> [Passage]:

Abstract: This project is aimed at the study of properties of membrane proteins that underlie important
biomedical processes and are implicated in health disorders and how they interact with their membrane
environments. By means of the latest one and two dimensional electron-spin resonance (ESR) methodologies,
including Pulse-Dipolar ESR (PDS), multifrequency ESR, and Two-Dimensional Electron-Electron Double
Resonances (2D-ELDOR), as well as site-directed nitroxide spin-labeling methods, we will directly observe
significant protein functional changes and in parallel experiments, observe the concomitant changes occurring
in the dynamic structure of the lipid bilayers. This ability to accurately characterize both membrane and
membrane protein is an innovative approach toward understanding on the role of membrane-protein
interactions affecting the protein's function. Specific projects include the following. First, we will advance our
study of the mechanism of viral membrane fusion, based on our previous success in detecting the membrane
ordering effect of influenza and HIV glycoprotein fusion peptides (FP). We will extend this study to the structure
of their FP-transmembrane domain complex in membranes and to quantification of the induced microdomain,
plus we shall extend the study to SARS and gamete membrane fusogens. In the second project, the tau
protein, which plays an important role in neurodegeneration, will be studied. We have shown how tau interacts
with membranes and adopts different conformations in response to the curvature of liposomes, so we plan to
study the interaction between tau and microtubules, which directly addresses its functional and pathological
roles in neurodegenerative diseases. The third project will focus on the structure of asymmetric membranes,
which are crucial for cell function. We will investigate how both membrane leaflets interact with each other, and
how the changes in the composition of one leaflet affect ordering and fluidity of the other, as well as how the
model peptide gramicidin changes their structure and facilitates lipid flip-flop. In the fourth project, we will study
the influenza A M1 and M2 matrix proteins, which are related to viral infectivity and proliferation. We previously
showed the oligomerization of M2 TMD in membrane is a two-step process and the stoichiometry is affected by
ligand binding. We will focus on the effect of lipid composition on the M1 oligomerization. We will also study the
structure of the M1-M2 complex in membranes. In the fifth project, our ESR studies on the mechanism of
transmembrane signaling in bacterial chemoreceptors will be continued and extended. We will 1) characterize
the lipid dependence of the piston motion exhibited by chemoreceptors, 2) examine the effect of receptor
oligomerization state and conformation on lipid structure, and 3) probe the interactions of the chemoreceptor
sensing domain relative to the lipid bilayer. All these studies will involve extensive collaborations with leading
research groups. Possible clinical applications include detection of membrane changes during immune
response, prevention of viral entry, fertility diseases, neurological disorders, and development of antimicrobials.

> [Supplied data]:
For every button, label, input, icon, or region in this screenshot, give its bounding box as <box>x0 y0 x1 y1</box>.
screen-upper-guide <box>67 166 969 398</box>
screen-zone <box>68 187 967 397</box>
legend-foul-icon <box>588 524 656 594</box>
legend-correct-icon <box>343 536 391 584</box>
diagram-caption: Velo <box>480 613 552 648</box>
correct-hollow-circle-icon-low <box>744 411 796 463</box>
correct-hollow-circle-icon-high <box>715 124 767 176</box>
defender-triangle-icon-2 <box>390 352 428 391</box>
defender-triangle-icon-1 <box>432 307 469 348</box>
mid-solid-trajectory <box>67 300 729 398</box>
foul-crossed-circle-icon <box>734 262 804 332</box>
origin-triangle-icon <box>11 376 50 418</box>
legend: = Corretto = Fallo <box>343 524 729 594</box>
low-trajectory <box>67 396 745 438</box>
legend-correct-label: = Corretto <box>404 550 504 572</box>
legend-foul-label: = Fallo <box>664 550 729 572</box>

> [Exercise]:
According to the abstract, which model peptide will be studied for how it changes the structure of asymmetric membranes and facilitates lipid flip-flop?

> [Answer box]:
Gramicidin.